SHORT EXERCISE: In the material below, count the lines with the word "title" and state that number only.

(Collected data)
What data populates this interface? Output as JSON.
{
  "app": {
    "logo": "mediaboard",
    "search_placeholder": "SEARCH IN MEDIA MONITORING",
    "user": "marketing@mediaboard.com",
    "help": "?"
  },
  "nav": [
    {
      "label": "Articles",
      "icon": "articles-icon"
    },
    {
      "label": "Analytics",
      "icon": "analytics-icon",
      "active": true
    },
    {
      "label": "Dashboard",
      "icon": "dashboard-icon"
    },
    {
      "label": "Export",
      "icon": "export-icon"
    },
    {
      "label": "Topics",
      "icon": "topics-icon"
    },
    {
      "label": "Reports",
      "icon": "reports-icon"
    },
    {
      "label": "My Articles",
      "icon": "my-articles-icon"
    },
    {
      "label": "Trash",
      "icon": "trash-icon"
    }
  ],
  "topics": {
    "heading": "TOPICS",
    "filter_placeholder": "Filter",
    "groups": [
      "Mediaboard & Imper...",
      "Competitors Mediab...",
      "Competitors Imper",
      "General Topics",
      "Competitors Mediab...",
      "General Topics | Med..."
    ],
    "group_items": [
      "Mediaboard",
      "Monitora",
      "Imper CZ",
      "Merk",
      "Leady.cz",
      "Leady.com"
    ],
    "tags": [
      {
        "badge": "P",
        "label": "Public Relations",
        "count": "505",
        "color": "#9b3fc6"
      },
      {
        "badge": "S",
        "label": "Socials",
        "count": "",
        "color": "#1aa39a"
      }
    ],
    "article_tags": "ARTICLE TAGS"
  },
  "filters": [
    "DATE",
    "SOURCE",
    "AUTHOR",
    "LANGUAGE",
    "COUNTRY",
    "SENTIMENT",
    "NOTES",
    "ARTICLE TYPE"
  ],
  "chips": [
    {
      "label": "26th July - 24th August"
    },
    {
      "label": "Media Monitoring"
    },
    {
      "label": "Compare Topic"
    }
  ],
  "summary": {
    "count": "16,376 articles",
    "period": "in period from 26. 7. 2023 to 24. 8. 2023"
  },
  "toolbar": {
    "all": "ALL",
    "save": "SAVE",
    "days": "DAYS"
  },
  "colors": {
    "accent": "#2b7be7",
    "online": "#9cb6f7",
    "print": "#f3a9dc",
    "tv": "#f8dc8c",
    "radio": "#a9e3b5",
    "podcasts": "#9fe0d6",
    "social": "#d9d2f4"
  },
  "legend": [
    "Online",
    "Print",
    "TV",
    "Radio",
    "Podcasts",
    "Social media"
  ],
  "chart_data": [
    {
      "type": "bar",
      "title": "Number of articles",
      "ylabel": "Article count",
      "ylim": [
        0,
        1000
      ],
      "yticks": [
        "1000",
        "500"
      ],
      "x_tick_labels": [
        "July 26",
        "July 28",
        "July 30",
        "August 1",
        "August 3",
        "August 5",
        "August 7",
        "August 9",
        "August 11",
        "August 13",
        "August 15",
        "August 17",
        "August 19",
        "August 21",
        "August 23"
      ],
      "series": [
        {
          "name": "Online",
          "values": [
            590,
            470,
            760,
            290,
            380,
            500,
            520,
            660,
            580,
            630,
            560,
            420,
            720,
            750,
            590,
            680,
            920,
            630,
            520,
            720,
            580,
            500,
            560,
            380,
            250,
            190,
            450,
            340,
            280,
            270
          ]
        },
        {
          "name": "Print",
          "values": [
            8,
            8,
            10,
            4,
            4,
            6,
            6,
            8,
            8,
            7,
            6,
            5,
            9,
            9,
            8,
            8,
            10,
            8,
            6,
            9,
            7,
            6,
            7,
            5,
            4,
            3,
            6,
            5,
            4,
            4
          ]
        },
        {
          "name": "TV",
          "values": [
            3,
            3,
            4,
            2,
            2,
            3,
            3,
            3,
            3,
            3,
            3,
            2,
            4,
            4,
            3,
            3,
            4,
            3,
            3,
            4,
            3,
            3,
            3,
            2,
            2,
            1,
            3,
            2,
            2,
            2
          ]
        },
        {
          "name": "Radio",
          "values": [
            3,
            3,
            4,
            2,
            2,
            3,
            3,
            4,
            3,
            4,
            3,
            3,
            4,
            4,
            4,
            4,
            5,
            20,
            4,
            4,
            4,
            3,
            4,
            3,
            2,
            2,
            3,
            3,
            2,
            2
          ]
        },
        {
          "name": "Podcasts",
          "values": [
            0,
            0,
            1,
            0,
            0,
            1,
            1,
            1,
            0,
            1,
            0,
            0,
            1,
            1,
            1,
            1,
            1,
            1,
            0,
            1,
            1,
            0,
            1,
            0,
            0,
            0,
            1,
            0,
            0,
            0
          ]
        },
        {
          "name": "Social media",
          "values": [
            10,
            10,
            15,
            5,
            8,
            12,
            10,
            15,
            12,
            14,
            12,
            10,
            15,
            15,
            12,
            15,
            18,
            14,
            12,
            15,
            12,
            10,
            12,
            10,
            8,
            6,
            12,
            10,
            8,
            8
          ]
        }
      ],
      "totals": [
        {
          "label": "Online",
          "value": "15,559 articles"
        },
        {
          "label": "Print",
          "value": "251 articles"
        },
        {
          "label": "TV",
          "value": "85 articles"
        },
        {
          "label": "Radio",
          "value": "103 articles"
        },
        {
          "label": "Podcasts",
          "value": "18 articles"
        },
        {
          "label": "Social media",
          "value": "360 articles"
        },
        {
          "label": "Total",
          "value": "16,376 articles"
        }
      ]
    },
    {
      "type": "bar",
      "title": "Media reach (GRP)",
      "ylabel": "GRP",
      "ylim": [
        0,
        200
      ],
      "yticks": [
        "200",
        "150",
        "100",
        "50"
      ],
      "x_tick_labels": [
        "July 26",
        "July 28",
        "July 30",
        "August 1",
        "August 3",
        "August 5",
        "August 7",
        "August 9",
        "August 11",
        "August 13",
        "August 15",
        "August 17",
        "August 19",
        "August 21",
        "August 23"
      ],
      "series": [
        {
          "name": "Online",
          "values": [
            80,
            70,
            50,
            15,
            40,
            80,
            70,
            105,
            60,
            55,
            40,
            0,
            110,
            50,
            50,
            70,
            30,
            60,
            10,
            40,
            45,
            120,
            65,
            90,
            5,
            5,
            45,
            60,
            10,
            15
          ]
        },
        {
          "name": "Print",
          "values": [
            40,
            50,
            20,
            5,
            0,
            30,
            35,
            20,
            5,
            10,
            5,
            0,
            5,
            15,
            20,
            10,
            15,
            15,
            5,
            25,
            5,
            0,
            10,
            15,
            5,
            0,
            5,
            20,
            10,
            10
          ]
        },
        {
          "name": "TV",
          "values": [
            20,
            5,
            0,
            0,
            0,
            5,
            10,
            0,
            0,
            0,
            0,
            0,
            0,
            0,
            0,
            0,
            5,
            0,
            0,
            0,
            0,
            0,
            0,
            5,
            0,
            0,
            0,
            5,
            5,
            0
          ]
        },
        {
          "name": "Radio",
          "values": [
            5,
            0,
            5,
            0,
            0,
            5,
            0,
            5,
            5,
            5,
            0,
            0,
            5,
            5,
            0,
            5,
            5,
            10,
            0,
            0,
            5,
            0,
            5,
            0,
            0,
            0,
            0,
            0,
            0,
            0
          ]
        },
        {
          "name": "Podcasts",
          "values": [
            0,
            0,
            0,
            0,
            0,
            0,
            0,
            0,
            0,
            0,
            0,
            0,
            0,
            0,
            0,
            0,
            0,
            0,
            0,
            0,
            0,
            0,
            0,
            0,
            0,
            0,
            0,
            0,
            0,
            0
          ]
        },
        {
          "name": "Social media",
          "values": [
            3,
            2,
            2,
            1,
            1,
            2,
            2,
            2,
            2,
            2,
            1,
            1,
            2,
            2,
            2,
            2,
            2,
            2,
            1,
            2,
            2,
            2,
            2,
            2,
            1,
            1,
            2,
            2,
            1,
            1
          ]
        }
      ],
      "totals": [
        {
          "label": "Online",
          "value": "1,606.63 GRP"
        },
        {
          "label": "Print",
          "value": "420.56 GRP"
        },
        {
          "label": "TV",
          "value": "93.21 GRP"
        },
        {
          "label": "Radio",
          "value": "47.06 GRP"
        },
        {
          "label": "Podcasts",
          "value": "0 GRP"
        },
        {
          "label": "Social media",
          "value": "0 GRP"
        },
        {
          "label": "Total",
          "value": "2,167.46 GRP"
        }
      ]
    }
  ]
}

EXERCISE SOLUTION: 2